> **Written problem**
Copy all the material that follows, keeping every character the same.

Stored data entries:
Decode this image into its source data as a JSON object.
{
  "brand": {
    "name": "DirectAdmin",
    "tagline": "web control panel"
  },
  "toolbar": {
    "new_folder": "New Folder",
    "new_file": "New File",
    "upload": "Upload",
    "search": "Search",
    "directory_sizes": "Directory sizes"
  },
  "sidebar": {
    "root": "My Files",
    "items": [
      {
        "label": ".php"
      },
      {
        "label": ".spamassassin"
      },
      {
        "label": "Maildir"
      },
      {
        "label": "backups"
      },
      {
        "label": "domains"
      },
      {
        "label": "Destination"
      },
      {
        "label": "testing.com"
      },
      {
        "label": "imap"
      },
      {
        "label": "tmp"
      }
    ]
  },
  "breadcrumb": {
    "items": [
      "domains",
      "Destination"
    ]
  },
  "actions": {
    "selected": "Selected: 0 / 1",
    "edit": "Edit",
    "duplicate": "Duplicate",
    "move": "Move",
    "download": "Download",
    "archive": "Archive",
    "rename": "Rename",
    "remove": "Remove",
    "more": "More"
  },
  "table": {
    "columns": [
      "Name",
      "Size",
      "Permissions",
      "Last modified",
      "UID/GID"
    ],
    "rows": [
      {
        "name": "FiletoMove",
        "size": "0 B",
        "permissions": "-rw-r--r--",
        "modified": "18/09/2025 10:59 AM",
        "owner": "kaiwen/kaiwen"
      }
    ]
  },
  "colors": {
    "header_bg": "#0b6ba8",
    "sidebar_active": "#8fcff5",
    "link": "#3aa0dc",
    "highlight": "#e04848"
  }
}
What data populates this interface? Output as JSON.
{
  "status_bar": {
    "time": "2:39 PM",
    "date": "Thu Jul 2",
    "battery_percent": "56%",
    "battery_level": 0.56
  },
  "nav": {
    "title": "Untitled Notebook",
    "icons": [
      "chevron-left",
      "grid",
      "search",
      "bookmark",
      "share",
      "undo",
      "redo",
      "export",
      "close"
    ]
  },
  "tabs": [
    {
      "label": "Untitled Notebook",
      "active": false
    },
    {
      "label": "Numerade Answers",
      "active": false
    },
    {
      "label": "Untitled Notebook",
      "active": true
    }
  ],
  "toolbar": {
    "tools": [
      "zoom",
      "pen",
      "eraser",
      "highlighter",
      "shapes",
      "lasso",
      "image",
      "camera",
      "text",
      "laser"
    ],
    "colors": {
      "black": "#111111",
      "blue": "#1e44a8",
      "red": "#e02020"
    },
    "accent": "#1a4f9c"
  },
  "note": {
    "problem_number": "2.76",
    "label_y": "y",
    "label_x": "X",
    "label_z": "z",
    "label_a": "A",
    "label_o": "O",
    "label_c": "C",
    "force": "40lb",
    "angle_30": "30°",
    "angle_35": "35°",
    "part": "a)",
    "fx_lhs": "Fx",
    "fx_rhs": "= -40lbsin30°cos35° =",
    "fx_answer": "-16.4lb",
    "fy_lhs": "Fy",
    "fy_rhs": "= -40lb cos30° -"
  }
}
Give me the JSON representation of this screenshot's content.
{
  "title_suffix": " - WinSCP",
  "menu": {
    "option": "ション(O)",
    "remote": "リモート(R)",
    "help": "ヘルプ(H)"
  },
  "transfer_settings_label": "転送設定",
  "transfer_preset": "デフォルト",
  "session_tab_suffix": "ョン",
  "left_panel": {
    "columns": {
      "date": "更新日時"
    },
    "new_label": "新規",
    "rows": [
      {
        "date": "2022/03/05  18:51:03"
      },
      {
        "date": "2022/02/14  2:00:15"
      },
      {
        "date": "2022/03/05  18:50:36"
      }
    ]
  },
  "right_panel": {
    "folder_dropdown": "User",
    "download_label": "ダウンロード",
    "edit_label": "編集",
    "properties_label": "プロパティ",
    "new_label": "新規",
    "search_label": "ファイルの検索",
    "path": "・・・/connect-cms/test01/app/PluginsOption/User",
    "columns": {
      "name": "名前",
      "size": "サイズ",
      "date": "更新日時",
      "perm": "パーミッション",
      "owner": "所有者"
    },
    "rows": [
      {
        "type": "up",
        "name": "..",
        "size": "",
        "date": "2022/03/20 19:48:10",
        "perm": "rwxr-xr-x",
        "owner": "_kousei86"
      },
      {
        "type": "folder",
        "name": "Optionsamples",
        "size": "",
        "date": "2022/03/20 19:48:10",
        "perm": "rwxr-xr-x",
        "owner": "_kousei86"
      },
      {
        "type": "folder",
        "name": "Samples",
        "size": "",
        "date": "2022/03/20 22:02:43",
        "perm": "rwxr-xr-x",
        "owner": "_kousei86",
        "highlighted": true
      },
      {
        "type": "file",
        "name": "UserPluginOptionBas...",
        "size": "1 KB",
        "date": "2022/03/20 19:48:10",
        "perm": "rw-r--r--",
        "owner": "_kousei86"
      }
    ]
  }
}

> **Correct result**
Decode this image into its source data as a JSON object.
{
  "brand": {
    "name": "DirectAdmin",
    "tagline": "web control panel"
  },
  "toolbar": {
    "new_folder": "New Folder",
    "new_file": "New File",
    "upload": "Upload",
    "search": "Search",
    "directory_sizes": "Directory sizes"
  },
  "sidebar": {
    "root": "My Files",
    "items": [
      {
        "label": ".php"
      },
      {
        "label": ".spamassassin"
      },
      {
        "label": "Maildir"
      },
      {
        "label": "backups"
      },
      {
        "label": "domains"
      },
      {
        "label": "Destination"
      },
      {
        "label": "testing.com"
      },
      {
        "label": "imap"
      },
      {
        "label": "tmp"
      }
    ]
  },
  "breadcrumb": {
    "items": [
      "domains",
      "Destination"
    ]
  },
  "actions": {
    "selected": "Selected: 0 / 1",
    "edit": "Edit",
    "duplicate": "Duplicate",
    "move": "Move",
    "download": "Download",
    "archive": "Archive",
    "rename": "Rename",
    "remove": "Remove",
    "more": "More"
  },
  "table": {
    "columns": [
      "Name",
      "Size",
      "Permissions",
      "Last modified",
      "UID/GID"
    ],
    "rows": [
      {
        "name": "FiletoMove",
        "size": "0 B",
        "permissions": "-rw-r--r--",
        "modified": "18/09/2025 10:59 AM",
        "owner": "kaiwen/kaiwen"
      }
    ]
  },
  "colors": {
    "header_bg": "#0b6ba8",
    "sidebar_active": "#8fcff5",
    "link": "#3aa0dc",
    "highlight": "#e04848"
  }
}
What data populates this interface? Output as JSON.
{
  "status_bar": {
    "time": "2:39 PM",
    "date": "Thu Jul 2",
    "battery_percent": "56%",
    "battery_level": 0.56
  },
  "nav": {
    "title": "Untitled Notebook",
    "icons": [
      "chevron-left",
      "grid",
      "search",
      "bookmark",
      "share",
      "undo",
      "redo",
      "export",
      "close"
    ]
  },
  "tabs": [
    {
      "label": "Untitled Notebook",
      "active": false
    },
    {
      "label": "Numerade Answers",
      "active": false
    },
    {
      "label": "Untitled Notebook",
      "active": true
    }
  ],
  "toolbar": {
    "tools": [
      "zoom",
      "pen",
      "eraser",
      "highlighter",
      "shapes",
      "lasso",
      "image",
      "camera",
      "text",
      "laser"
    ],
    "colors": {
      "black": "#111111",
      "blue": "#1e44a8",
      "red": "#e02020"
    },
    "accent": "#1a4f9c"
  },
  "note": {
    "problem_number": "2.76",
    "label_y": "y",
    "label_x": "X",
    "label_z": "z",
    "label_a": "A",
    "label_o": "O",
    "label_c": "C",
    "force": "40lb",
    "angle_30": "30°",
    "angle_35": "35°",
    "part": "a)",
    "fx_lhs": "Fx",
    "fx_rhs": "= -40lbsin30°cos35° =",
    "fx_answer": "-16.4lb",
    "fy_lhs": "Fy",
    "fy_rhs": "= -40lb cos30° -"
  }
}
Give me the JSON representation of this screenshot's content.
{
  "title_suffix": " - WinSCP",
  "menu": {
    "option": "ション(O)",
    "remote": "リモート(R)",
    "help": "ヘルプ(H)"
  },
  "transfer_settings_label": "転送設定",
  "transfer_preset": "デフォルト",
  "session_tab_suffix": "ョン",
  "left_panel": {
    "columns": {
      "date": "更新日時"
    },
    "new_label": "新規",
    "rows": [
      {
        "date": "2022/03/05  18:51:03"
      },
      {
        "date": "2022/02/14  2:00:15"
      },
      {
        "date": "2022/03/05  18:50:36"
      }
    ]
  },
  "right_panel": {
    "folder_dropdown": "User",
    "download_label": "ダウンロード",
    "edit_label": "編集",
    "properties_label": "プロパティ",
    "new_label": "新規",
    "search_label": "ファイルの検索",
    "path": "・・・/connect-cms/test01/app/PluginsOption/User",
    "columns": {
      "name": "名前",
      "size": "サイズ",
      "date": "更新日時",
      "perm": "パーミッション",
      "owner": "所有者"
    },
    "rows": [
      {
        "type": "up",
        "name": "..",
        "size": "",
        "date": "2022/03/20 19:48:10",
        "perm": "rwxr-xr-x",
        "owner": "_kousei86"
      },
      {
        "type": "folder",
        "name": "Optionsamples",
        "size": "",
        "date": "2022/03/20 19:48:10",
        "perm": "rwxr-xr-x",
        "owner": "_kousei86"
      },
      {
        "type": "folder",
        "name": "Samples",
        "size": "",
        "date": "2022/03/20 22:02:43",
        "perm": "rwxr-xr-x",
        "owner": "_kousei86",
        "highlighted": true
      },
      {
        "type": "file",
        "name": "UserPluginOptionBas...",
        "size": "1 KB",
        "date": "2022/03/20 19:48:10",
        "perm": "rw-r--r--",
        "owner": "_kousei86"
      }
    ]
  }
}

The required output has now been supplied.